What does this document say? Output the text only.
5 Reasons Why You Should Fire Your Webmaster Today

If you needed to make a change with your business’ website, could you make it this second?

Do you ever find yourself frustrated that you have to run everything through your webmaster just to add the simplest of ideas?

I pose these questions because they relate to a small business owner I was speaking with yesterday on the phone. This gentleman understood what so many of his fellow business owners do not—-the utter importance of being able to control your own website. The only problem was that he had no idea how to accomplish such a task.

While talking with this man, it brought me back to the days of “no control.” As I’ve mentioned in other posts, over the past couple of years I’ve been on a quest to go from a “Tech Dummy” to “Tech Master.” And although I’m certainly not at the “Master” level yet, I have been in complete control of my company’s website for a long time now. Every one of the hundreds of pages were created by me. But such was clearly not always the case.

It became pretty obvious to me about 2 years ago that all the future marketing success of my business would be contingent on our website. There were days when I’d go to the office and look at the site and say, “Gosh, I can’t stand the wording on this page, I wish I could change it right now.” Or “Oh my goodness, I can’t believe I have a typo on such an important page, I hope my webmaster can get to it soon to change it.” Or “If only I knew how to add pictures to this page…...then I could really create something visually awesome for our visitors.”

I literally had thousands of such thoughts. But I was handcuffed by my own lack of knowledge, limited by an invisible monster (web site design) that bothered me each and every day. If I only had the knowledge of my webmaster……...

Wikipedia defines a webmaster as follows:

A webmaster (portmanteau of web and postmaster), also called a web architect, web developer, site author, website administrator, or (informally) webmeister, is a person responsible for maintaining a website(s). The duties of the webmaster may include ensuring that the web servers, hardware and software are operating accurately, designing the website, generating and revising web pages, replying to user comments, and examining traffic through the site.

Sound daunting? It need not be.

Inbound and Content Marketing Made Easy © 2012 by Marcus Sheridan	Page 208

=-=-=

> REQUIRED WORK: Restate all of the entries exactly, please.

> EXERCISE RESULT:
What does this document say? Output the text only.
5 Reasons Why You Should Fire Your Webmaster Today

If you needed to make a change with your business’ website, could you make it this second?

Do you ever find yourself frustrated that you have to run everything through your webmaster just to add the simplest of ideas?

I pose these questions because they relate to a small business owner I was speaking with yesterday on the phone. This gentleman understood what so many of his fellow business owners do not—-the utter importance of being able to control your own website. The only problem was that he had no idea how to accomplish such a task.

While talking with this man, it brought me back to the days of “no control.” As I’ve mentioned in other posts, over the past couple of years I’ve been on a quest to go from a “Tech Dummy” to “Tech Master.” And although I’m certainly not at the “Master” level yet, I have been in complete control of my company’s website for a long time now. Every one of the hundreds of pages were created by me. But such was clearly not always the case.

It became pretty obvious to me about 2 years ago that all the future marketing success of my business would be contingent on our website. There were days when I’d go to the office and look at the site and say, “Gosh, I can’t stand the wording on this page, I wish I could change it right now.” Or “Oh my goodness, I can’t believe I have a typo on such an important page, I hope my webmaster can get to it soon to change it.” Or “If only I knew how to add pictures to this page…...then I could really create something visually awesome for our visitors.”

I literally had thousands of such thoughts. But I was handcuffed by my own lack of knowledge, limited by an invisible monster (web site design) that bothered me each and every day. If I only had the knowledge of my webmaster……...

Wikipedia defines a webmaster as follows:

A webmaster (portmanteau of web and postmaster), also called a web architect, web developer, site author, website administrator, or (informally) webmeister, is a person responsible for maintaining a website(s). The duties of the webmaster may include ensuring that the web servers, hardware and software are operating accurately, designing the website, generating and revising web pages, replying to user comments, and examining traffic through the site.

Sound daunting? It need not be.

Inbound and Content Marketing Made Easy © 2012 by Marcus Sheridan	Page 208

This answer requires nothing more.